» **DATA TO PROCESS**:
--- BEGIN ---
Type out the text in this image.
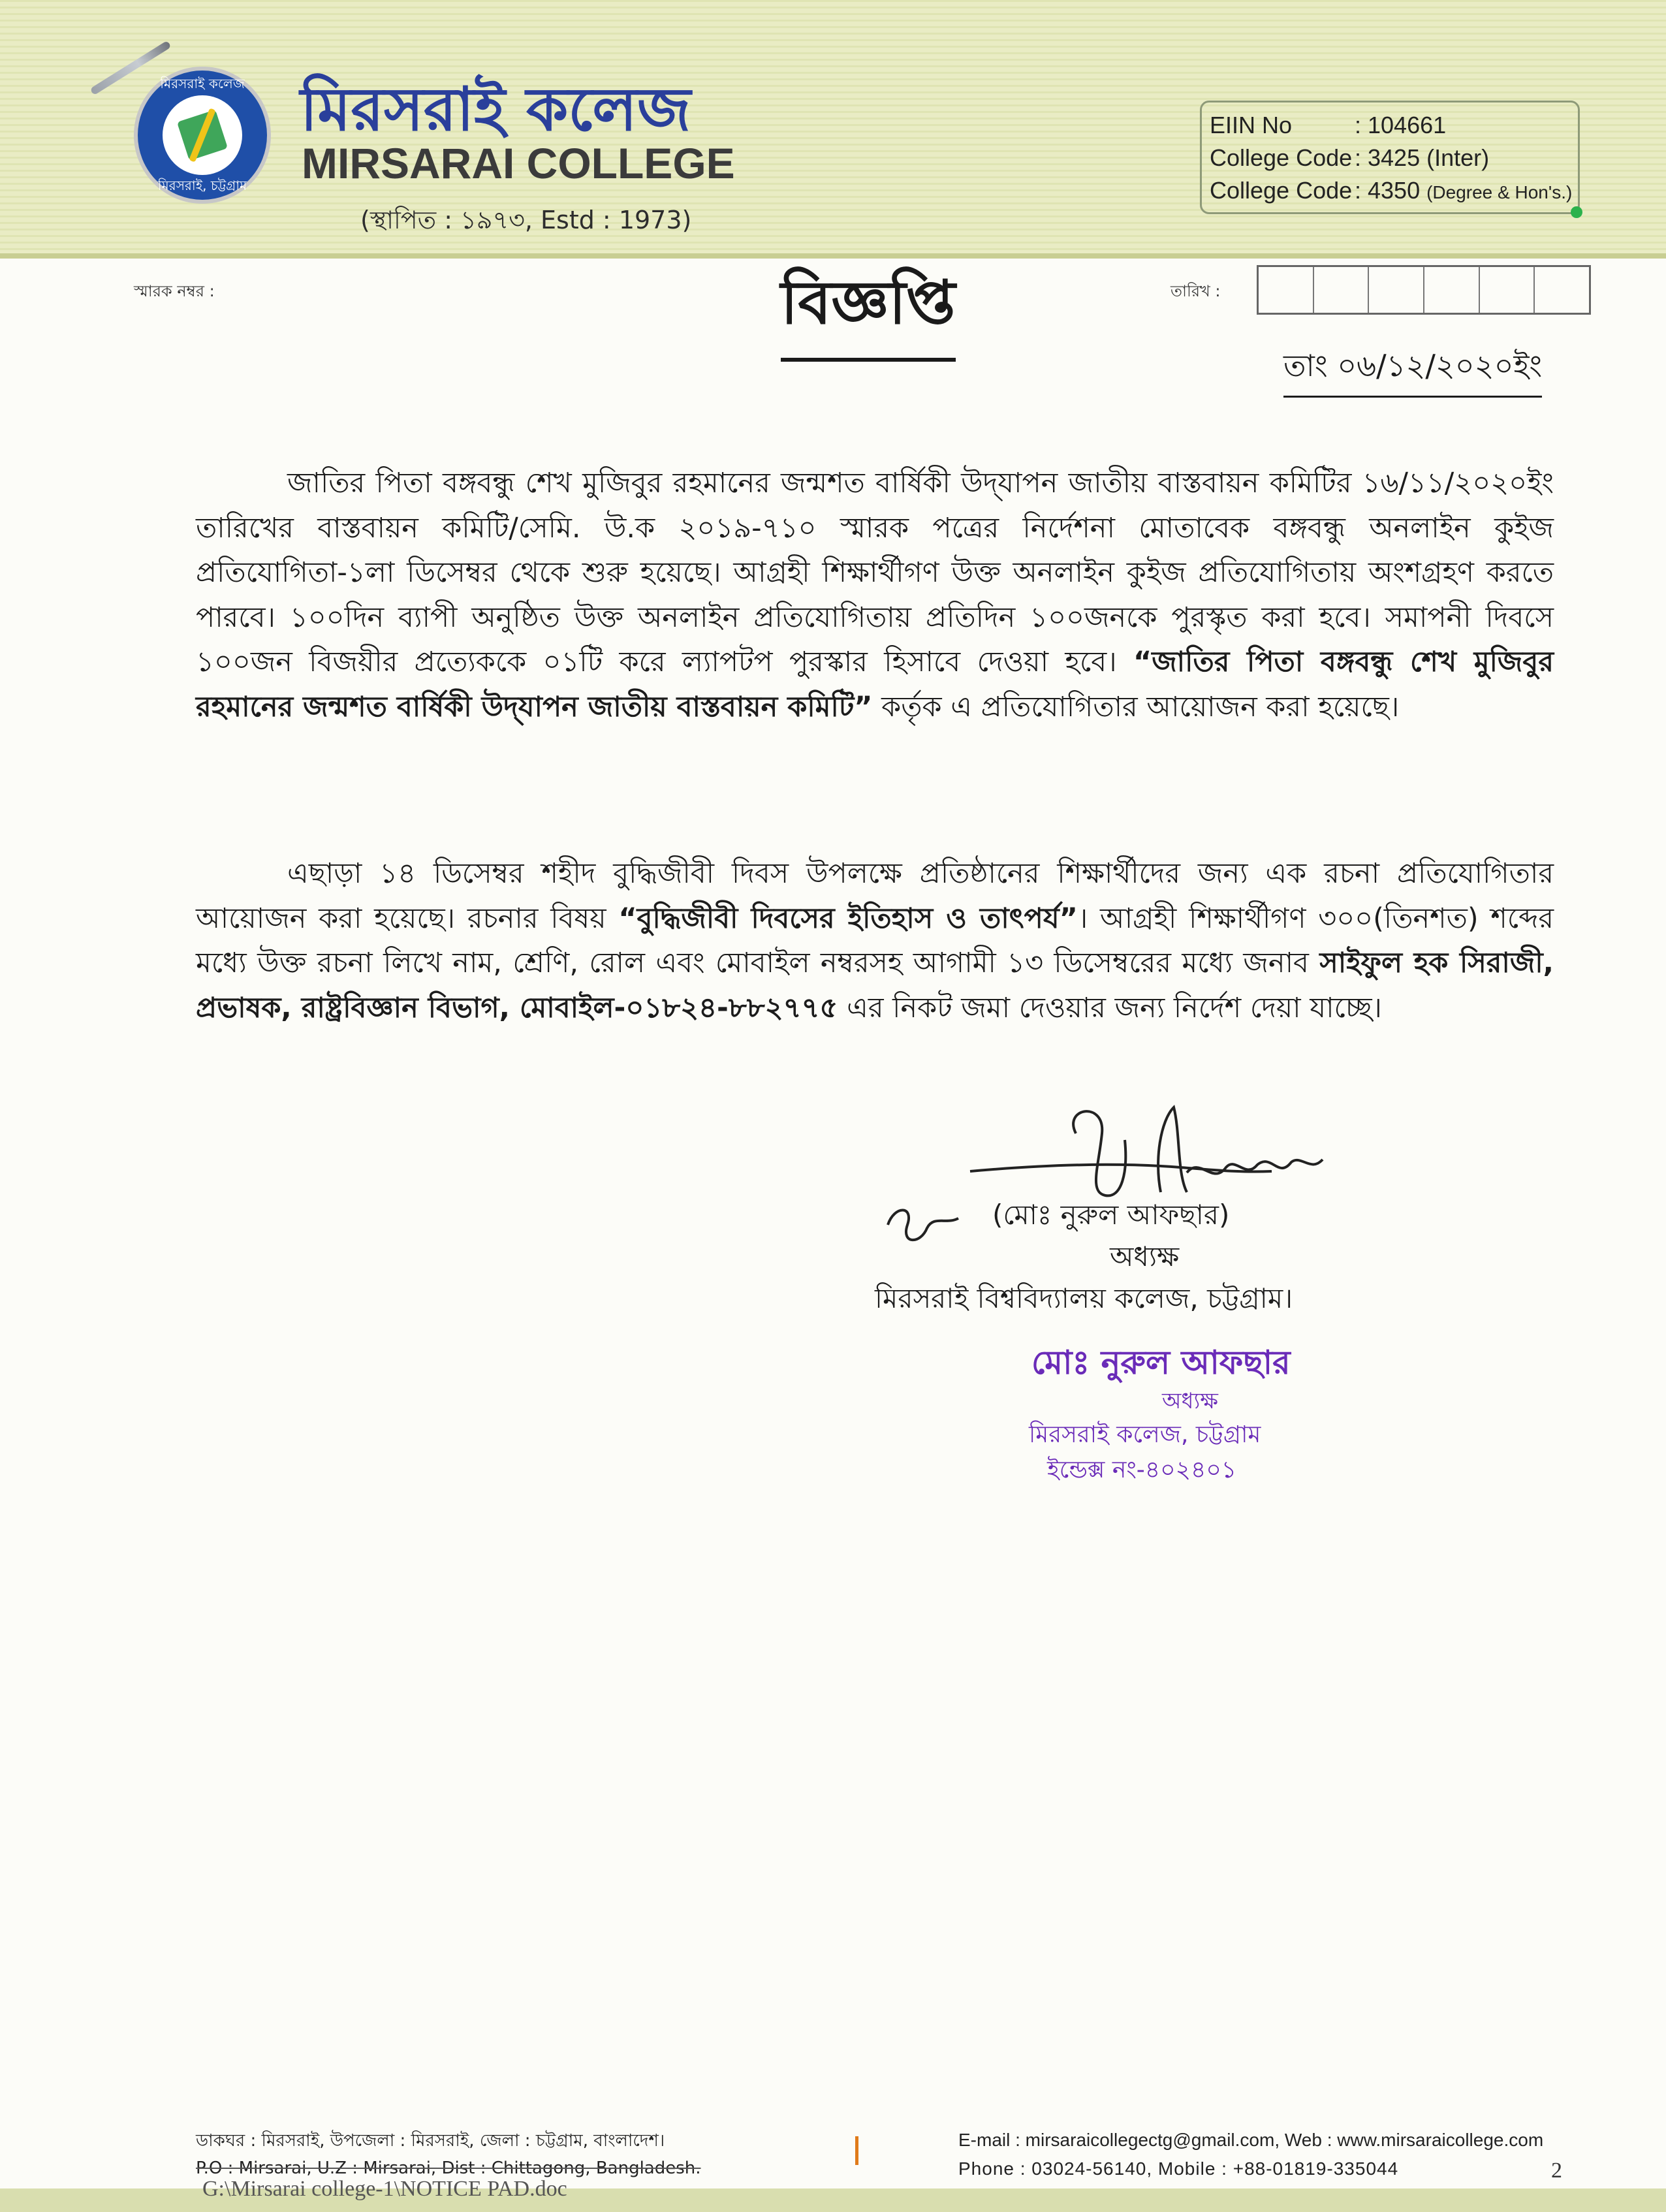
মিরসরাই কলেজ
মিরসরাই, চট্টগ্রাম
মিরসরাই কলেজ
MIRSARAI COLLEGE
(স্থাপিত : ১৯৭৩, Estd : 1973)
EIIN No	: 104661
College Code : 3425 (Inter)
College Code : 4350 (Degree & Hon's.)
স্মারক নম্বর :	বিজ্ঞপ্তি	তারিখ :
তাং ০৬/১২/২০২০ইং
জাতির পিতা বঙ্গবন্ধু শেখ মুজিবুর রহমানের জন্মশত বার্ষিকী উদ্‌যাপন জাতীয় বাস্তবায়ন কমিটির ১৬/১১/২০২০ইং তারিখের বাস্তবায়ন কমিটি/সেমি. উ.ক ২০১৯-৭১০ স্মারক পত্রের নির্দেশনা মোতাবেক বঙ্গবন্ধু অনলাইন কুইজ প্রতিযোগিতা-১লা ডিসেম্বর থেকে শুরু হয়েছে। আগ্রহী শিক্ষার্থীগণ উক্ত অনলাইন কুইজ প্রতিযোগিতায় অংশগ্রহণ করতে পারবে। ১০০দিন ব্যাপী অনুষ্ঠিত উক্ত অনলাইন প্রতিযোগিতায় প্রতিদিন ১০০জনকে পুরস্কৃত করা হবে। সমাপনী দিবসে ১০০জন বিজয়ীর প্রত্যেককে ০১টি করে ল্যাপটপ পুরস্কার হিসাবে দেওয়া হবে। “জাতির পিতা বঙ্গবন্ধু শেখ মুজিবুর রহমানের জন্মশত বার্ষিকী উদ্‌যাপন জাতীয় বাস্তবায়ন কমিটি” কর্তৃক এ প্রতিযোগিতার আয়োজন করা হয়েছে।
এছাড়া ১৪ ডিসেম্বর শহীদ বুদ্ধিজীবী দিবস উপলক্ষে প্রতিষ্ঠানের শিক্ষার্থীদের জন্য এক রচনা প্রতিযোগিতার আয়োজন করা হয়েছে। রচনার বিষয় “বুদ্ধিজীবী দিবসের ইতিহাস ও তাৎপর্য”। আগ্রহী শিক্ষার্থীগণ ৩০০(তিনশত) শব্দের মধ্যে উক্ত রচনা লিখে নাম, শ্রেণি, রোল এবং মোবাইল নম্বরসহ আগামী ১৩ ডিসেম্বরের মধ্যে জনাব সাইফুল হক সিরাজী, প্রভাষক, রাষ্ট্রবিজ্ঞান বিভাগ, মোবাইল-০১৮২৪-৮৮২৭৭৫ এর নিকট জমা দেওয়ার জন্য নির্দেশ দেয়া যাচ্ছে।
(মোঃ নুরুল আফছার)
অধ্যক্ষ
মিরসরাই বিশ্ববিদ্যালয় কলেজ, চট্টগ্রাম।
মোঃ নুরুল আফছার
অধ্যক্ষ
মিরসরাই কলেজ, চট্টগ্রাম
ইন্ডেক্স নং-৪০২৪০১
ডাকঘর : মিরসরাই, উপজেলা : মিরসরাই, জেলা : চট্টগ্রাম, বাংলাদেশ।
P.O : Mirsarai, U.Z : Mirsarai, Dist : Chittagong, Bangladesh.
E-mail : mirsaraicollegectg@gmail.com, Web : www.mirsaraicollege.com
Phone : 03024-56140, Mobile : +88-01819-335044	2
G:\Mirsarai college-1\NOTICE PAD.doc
--- END ---
» **PROBLEM**:
Pictures don't belong in the copy. Restate all the entries exactly.

» **EXERCISE RESPONSE**:
Type out the text in this image.
মিরসরাই কলেজ
মিরসরাই, চট্টগ্রাম
মিরসরাই কলেজ
MIRSARAI COLLEGE
(স্থাপিত : ১৯৭৩, Estd : 1973)
EIIN No	: 104661
College Code : 3425 (Inter)
College Code : 4350 (Degree & Hon's.)
স্মারক নম্বর :	বিজ্ঞপ্তি	তারিখ :
তাং ০৬/১২/২০২০ইং
জাতির পিতা বঙ্গবন্ধু শেখ মুজিবুর রহমানের জন্মশত বার্ষিকী উদ্‌যাপন জাতীয় বাস্তবায়ন কমিটির ১৬/১১/২০২০ইং তারিখের বাস্তবায়ন কমিটি/সেমি. উ.ক ২০১৯-৭১০ স্মারক পত্রের নির্দেশনা মোতাবেক বঙ্গবন্ধু অনলাইন কুইজ প্রতিযোগিতা-১লা ডিসেম্বর থেকে শুরু হয়েছে। আগ্রহী শিক্ষার্থীগণ উক্ত অনলাইন কুইজ প্রতিযোগিতায় অংশগ্রহণ করতে পারবে। ১০০দিন ব্যাপী অনুষ্ঠিত উক্ত অনলাইন প্রতিযোগিতায় প্রতিদিন ১০০জনকে পুরস্কৃত করা হবে। সমাপনী দিবসে ১০০জন বিজয়ীর প্রত্যেককে ০১টি করে ল্যাপটপ পুরস্কার হিসাবে দেওয়া হবে। “জাতির পিতা বঙ্গবন্ধু শেখ মুজিবুর রহমানের জন্মশত বার্ষিকী উদ্‌যাপন জাতীয় বাস্তবায়ন কমিটি” কর্তৃক এ প্রতিযোগিতার আয়োজন করা হয়েছে।
এছাড়া ১৪ ডিসেম্বর শহীদ বুদ্ধিজীবী দিবস উপলক্ষে প্রতিষ্ঠানের শিক্ষার্থীদের জন্য এক রচনা প্রতিযোগিতার আয়োজন করা হয়েছে। রচনার বিষয় “বুদ্ধিজীবী দিবসের ইতিহাস ও তাৎপর্য”। আগ্রহী শিক্ষার্থীগণ ৩০০(তিনশত) শব্দের মধ্যে উক্ত রচনা লিখে নাম, শ্রেণি, রোল এবং মোবাইল নম্বরসহ আগামী ১৩ ডিসেম্বরের মধ্যে জনাব সাইফুল হক সিরাজী, প্রভাষক, রাষ্ট্রবিজ্ঞান বিভাগ, মোবাইল-০১৮২৪-৮৮২৭৭৫ এর নিকট জমা দেওয়ার জন্য নির্দেশ দেয়া যাচ্ছে।
(মোঃ নুরুল আফছার)
অধ্যক্ষ
মিরসরাই বিশ্ববিদ্যালয় কলেজ, চট্টগ্রাম।
মোঃ নুরুল আফছার
অধ্যক্ষ
মিরসরাই কলেজ, চট্টগ্রাম
ইন্ডেক্স নং-৪০২৪০১
ডাকঘর : মিরসরাই, উপজেলা : মিরসরাই, জেলা : চট্টগ্রাম, বাংলাদেশ।
P.O : Mirsarai, U.Z : Mirsarai, Dist : Chittagong, Bangladesh.
E-mail : mirsaraicollegectg@gmail.com, Web : www.mirsaraicollege.com
Phone : 03024-56140, Mobile : +88-01819-335044	2
G:\Mirsarai college-1\NOTICE PAD.doc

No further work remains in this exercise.